▸ **DATA FOR THE TASK**
= = = = = = =

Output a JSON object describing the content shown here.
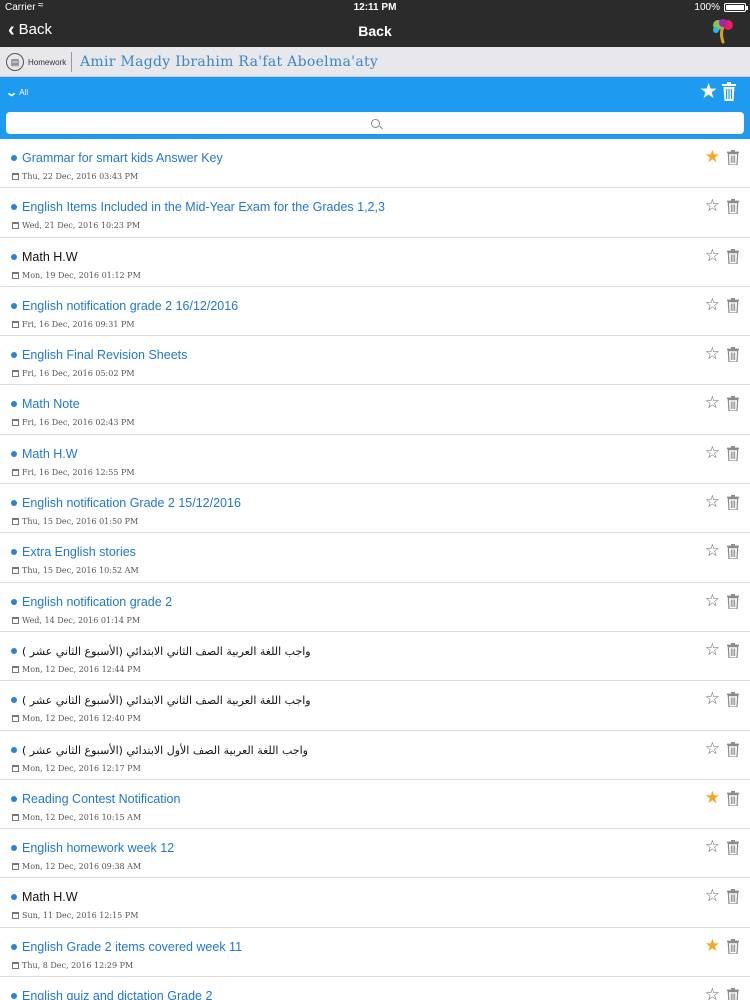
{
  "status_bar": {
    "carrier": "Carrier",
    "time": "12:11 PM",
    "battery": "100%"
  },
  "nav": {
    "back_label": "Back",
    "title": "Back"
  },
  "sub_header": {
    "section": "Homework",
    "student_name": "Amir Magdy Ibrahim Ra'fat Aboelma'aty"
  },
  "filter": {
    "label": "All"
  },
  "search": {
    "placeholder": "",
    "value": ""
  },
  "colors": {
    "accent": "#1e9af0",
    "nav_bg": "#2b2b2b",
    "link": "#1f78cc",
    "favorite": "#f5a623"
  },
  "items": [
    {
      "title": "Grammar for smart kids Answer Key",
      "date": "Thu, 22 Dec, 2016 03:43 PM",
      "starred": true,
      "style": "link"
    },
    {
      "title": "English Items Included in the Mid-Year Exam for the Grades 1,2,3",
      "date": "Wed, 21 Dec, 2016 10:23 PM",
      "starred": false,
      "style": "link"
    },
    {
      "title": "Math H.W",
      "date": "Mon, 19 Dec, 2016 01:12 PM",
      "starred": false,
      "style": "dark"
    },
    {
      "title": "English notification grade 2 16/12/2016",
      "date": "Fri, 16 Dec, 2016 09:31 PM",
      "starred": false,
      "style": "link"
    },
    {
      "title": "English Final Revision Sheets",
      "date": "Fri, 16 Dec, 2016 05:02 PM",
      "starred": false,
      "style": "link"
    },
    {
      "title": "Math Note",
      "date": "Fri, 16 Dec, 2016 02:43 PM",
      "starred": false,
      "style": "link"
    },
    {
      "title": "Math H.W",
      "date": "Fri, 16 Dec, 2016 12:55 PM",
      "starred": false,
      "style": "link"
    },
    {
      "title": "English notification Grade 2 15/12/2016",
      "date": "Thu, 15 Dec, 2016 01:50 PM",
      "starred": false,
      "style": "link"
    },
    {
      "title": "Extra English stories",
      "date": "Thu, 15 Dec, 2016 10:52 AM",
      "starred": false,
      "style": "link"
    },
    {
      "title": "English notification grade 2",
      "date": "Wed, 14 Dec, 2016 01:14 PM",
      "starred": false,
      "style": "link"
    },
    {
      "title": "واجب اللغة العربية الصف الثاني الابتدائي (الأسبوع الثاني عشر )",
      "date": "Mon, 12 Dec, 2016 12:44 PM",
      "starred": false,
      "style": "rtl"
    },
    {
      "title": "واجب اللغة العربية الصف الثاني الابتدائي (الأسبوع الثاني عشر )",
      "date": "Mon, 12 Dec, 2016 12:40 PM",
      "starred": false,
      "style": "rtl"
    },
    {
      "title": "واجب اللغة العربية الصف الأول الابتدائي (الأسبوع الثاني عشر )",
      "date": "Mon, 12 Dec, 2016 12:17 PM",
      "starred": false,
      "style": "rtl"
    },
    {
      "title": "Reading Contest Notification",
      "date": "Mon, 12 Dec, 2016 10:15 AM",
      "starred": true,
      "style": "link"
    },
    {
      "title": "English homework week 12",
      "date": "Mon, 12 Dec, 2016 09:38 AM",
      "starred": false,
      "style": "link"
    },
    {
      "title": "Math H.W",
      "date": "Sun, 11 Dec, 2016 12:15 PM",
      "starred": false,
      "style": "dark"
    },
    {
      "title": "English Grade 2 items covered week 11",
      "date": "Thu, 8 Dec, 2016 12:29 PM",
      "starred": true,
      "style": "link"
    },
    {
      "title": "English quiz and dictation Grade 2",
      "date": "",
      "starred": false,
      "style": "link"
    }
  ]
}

= = = = = = =

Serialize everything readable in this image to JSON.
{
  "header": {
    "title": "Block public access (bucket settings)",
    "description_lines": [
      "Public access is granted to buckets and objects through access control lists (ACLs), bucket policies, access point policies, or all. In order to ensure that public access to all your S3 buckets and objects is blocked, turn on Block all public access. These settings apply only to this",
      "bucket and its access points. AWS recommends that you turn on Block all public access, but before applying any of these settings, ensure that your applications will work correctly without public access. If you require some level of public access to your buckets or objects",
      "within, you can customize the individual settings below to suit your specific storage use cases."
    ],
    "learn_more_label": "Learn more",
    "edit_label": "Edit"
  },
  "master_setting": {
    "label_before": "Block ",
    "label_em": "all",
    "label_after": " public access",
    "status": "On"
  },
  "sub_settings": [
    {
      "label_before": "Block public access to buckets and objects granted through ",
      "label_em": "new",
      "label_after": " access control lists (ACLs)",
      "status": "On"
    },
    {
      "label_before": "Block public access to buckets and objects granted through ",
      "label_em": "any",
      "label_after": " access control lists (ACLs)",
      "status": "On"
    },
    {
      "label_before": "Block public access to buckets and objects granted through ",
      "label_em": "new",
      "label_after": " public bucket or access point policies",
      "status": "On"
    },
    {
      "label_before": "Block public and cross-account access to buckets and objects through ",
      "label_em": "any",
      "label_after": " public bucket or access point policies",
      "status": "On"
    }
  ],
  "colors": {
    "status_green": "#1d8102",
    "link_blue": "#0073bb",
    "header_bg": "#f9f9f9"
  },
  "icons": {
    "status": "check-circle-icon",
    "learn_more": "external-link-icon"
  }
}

= = = = = = =

▸ **WRITTEN TASK**
Among the lines above, how many contain the string "Block"? State the number alone.

▸ **EXERCISE RESULT**
8